:: Selected extract
# worls scariest job!



## Lvis (Mar 4, 2010)

you couldnt pay me enough $ to free climb that


----------



## American_Pit13 (Apr 23, 2007)

Lol My husband and I where talking about this yesterday. Yeah thats wicked high!


----------



## pitbullmamanatl (Jun 1, 2010)

OK makes my feet tingle and hurt.... I can think of a million other things I would rather do than that


----------



## mypitgia (Jun 28, 2010)

i have vertigo from my couch


----------



## MISSAPBT (May 10, 2009)

Gulp, makes me queezy and anxious just watching it!


----------



## BittersweetEmbrace (Feb 24, 2010)

Awesome! I'd totally love to do that


----------



## Carriana (May 13, 2008)

Eek! I literally have goodebumps after watching that!


----------



## mcmlxxxvii (Jul 29, 2010)

lol my palms are sweaty after watching that. i held my breath when he was standing at the top. what the heck would he do if a gust of wind came before he hooked himself up? geez. no thank you on that job.


----------



## william williamson (Feb 26, 2006)

I was A lineman and did lumberjack work also.
when I was lining I was paid big money to climb freeway and river crossongs.
75-175' in the air.
the difference was no suspended support like A tower.and you had "hooks" on your feet that were just pointed spikes.
you couldn't stick them in to far or you'd get hung and have to work them out,and to shallow and you'd burn the pole which means to skin out the spike,lose footing and get drug down the pole by your body weight.
::::
:: Dataset rows
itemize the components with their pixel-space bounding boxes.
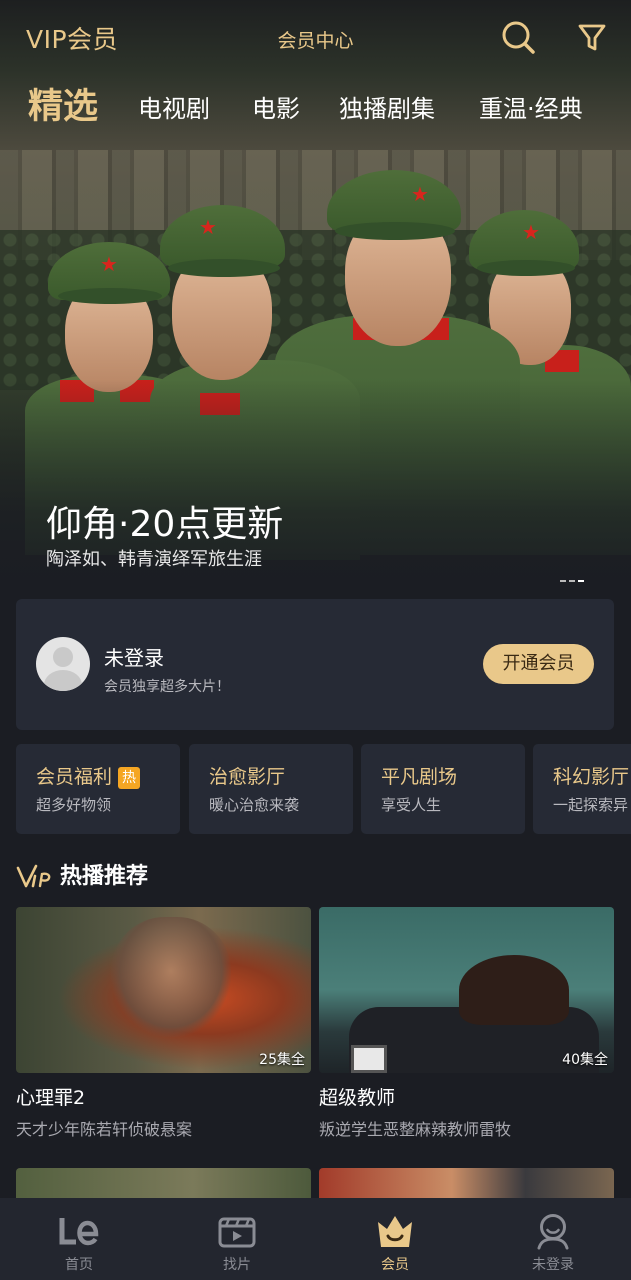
vip-page: ★ ★ ★ ★ 仰角·20点更新 陶泽如、韩青演绎军旅生涯 VIP会员 会员中心… <box>0 0 631 1280</box>
category-card-ordinary-theater[interactable]: 平凡剧场 享受人生 <box>361 744 525 834</box>
clapperboard-icon <box>218 1217 256 1248</box>
category-card-member-benefits[interactable]: 会员福利热 超多好物领 <box>16 744 180 834</box>
video-title[interactable]: 心理罪2 <box>16 1083 311 1110</box>
login-status[interactable]: 未登录 <box>104 642 164 671</box>
banner-title[interactable]: 仰角·20点更新 <box>46 495 283 547</box>
login-card[interactable]: 未登录 会员独享超多大片！ 开通会员 <box>16 599 614 730</box>
open-membership-button[interactable]: 开通会员 <box>483 644 594 684</box>
le-logo-icon <box>59 1218 99 1246</box>
vip-logo-icon <box>16 864 51 888</box>
section-title: 热播推荐 <box>60 864 149 889</box>
category-subtitle: 暖心治愈来袭 <box>209 796 300 814</box>
episode-count: 25集全 <box>259 1052 305 1068</box>
top-bar: VIP会员 会员中心 <box>0 0 631 76</box>
video-description: 叛逆学生恶整麻辣教师雷牧 <box>319 1120 512 1139</box>
search-button[interactable] <box>499 18 537 56</box>
category-tabs: 精选 电视剧 电影 独播剧集 重温·经典 <box>0 86 631 136</box>
tab-movies[interactable]: 电影 <box>252 86 300 132</box>
nav-label: 首页 <box>65 1257 93 1273</box>
category-title: 科幻影厅 <box>553 766 630 788</box>
bottom-navigation: 首页 找片 会员 未登录 <box>0 1198 631 1280</box>
pagination-dot <box>569 580 575 582</box>
episode-count: 40集全 <box>562 1052 608 1068</box>
category-subtitle: 享受人生 <box>381 796 442 814</box>
search-icon <box>502 21 535 54</box>
crown-icon <box>378 1216 412 1247</box>
tab-featured[interactable]: 精选 <box>28 84 98 130</box>
category-card-healing-cinema[interactable]: 治愈影厅 暖心治愈来袭 <box>189 744 353 834</box>
tab-exclusive-series[interactable]: 独播剧集 <box>339 86 435 132</box>
video-card[interactable]: 40集全 超级教师 叛逆学生恶整麻辣教师雷牧 <box>319 907 614 1140</box>
category-title-text: 会员福利 <box>36 766 113 788</box>
video-description: 天才少年陈若轩侦破悬案 <box>16 1120 193 1139</box>
banner-subtitle: 陶泽如、韩青演绎军旅生涯 <box>46 549 262 570</box>
thumbnail-image-detail <box>459 955 569 1025</box>
category-title: 治愈影厅 <box>209 766 286 788</box>
thumbnail-image <box>111 917 231 1037</box>
category-title: 平凡剧场 <box>381 766 458 788</box>
video-thumbnail[interactable]: 25集全 <box>16 907 311 1073</box>
pagination-dot-active <box>578 580 584 582</box>
thumbnail-image-detail <box>351 1045 387 1073</box>
filter-icon <box>578 24 606 51</box>
video-thumbnail[interactable]: 40集全 <box>319 907 614 1073</box>
nav-label: 会员 <box>381 1257 409 1273</box>
category-title: 会员福利热 <box>36 762 141 789</box>
category-subtitle: 一起探索异 <box>553 796 629 814</box>
avatar-body <box>44 670 82 691</box>
tab-classics[interactable]: 重温·经典 <box>479 86 583 132</box>
nav-label: 未登录 <box>532 1257 574 1273</box>
filter-button[interactable] <box>573 18 611 56</box>
nav-membership[interactable]: 会员 <box>316 1198 474 1280</box>
video-card[interactable]: 25集全 心理罪2 天才少年陈若轩侦破悬案 <box>16 907 311 1140</box>
avatar-head <box>53 647 73 667</box>
banner-pagination <box>560 567 587 586</box>
category-subtitle: 超多好物领 <box>36 796 112 814</box>
video-title[interactable]: 超级教师 <box>319 1083 614 1110</box>
hot-badge: 热 <box>118 767 141 789</box>
pagination-dot <box>560 580 566 582</box>
category-card-scifi-cinema[interactable]: 科幻影厅 一起探索异 <box>533 744 631 834</box>
nav-label: 找片 <box>223 1257 251 1273</box>
avatar[interactable] <box>36 637 90 691</box>
tab-tv-series[interactable]: 电视剧 <box>138 86 210 132</box>
login-description: 会员独享超多大片！ <box>104 679 230 695</box>
category-cards: 会员福利热 超多好物领 治愈影厅 暖心治愈来袭 平凡剧场 享受人生 科幻影厅 一… <box>16 744 631 834</box>
nav-find-movies[interactable]: 找片 <box>158 1198 316 1280</box>
user-icon <box>537 1214 569 1250</box>
nav-profile[interactable]: 未登录 <box>474 1198 631 1280</box>
nav-home[interactable]: 首页 <box>0 1198 158 1280</box>
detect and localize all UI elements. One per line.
::::
— To be done —
(a) Answer these from the scariest-job forum thread, one line each:
(i) How high in the air does william williamson say the freeway and river crossings were?
(ii) Where does mypitgia say the vertigo comes on?
(iii) What did mcmlxxxvii hold while he was standing at the top?
(b) Pick up the scariest-job forum thread after its final sentence and write what comes next.

— Answers for this exercise —
(a)
(i) 75-175'
(ii) From the couch
(iii) Breath

(b)
when your just runnin line you free climb 20-40' which means the saftey belt isn't around the pole you just hand over hand,foot over foot,like climbing a coconut tree.and when you burn the pole you push off or it will eat you up.
when I did tree work it was removing big and skinny tall pines.
you'd get into A skinny pine,about 45' in the air and it's 7" across,that thing is blowin in the wind and your like A flag up there.
we would cut trees before hurricanes,like up to the last minute for folks that "all of A sudden" want them gone so they don't blow onto their house.
we charged them 500-1000 bucks and could do 3 in an hour.
you know what it's like to go out and make 15 grand in a day and not sling nary kilo of dope?
on the freeway and river crossings it was 250-500 to go up and down,and it's twice.you work for an hour tops,and wait an hour for them to ferry the cable back,you get paid in cash,go home.
ya'll brought me back.yeah,thats a special breed.
yes I would do it.


----------



## Lex's Guardian (Aug 8, 2009)

Wonder if they've climbed all the way up before & forgotten their tool bag?


----------



## OldFortKennels (Mar 10, 2006)

we are actually doing very similar stuff right now with the Fire Dept. Im in a special USAR, Urban Search and Rescue class and this week we are doing high angle rescue and ropes. 

That freeclimbing is crazy though. At over 1400ft I believe you have to have a chute on your back.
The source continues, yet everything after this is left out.